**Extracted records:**

#####

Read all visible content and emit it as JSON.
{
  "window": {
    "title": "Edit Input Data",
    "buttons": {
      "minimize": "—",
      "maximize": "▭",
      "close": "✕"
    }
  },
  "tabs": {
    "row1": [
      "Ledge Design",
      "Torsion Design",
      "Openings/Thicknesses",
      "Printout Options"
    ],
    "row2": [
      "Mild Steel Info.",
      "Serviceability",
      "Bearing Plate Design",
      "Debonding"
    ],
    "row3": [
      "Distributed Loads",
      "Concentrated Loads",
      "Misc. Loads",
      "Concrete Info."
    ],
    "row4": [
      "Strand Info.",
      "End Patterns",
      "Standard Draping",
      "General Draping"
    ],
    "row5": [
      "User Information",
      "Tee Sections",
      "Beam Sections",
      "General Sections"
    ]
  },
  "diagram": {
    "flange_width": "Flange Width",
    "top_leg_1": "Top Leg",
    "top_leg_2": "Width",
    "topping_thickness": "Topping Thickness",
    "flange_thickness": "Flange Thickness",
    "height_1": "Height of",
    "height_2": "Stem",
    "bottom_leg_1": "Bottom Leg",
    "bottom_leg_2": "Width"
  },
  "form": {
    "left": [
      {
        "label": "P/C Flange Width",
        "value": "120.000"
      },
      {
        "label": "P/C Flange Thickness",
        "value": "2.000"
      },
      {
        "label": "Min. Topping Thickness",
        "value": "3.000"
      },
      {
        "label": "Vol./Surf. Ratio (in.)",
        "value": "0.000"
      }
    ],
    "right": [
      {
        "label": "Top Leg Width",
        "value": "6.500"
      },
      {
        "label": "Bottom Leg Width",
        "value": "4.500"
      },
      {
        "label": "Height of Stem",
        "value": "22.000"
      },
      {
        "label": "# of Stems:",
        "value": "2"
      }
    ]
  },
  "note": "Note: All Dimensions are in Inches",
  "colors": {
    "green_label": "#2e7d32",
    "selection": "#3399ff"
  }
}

#####

Show all lines from the data above in which the word "Topping" appears.

**EXERCISE OUTPUT:**
    "topping_thickness": "Topping Thickness",
        "label": "Min. Topping Thickness",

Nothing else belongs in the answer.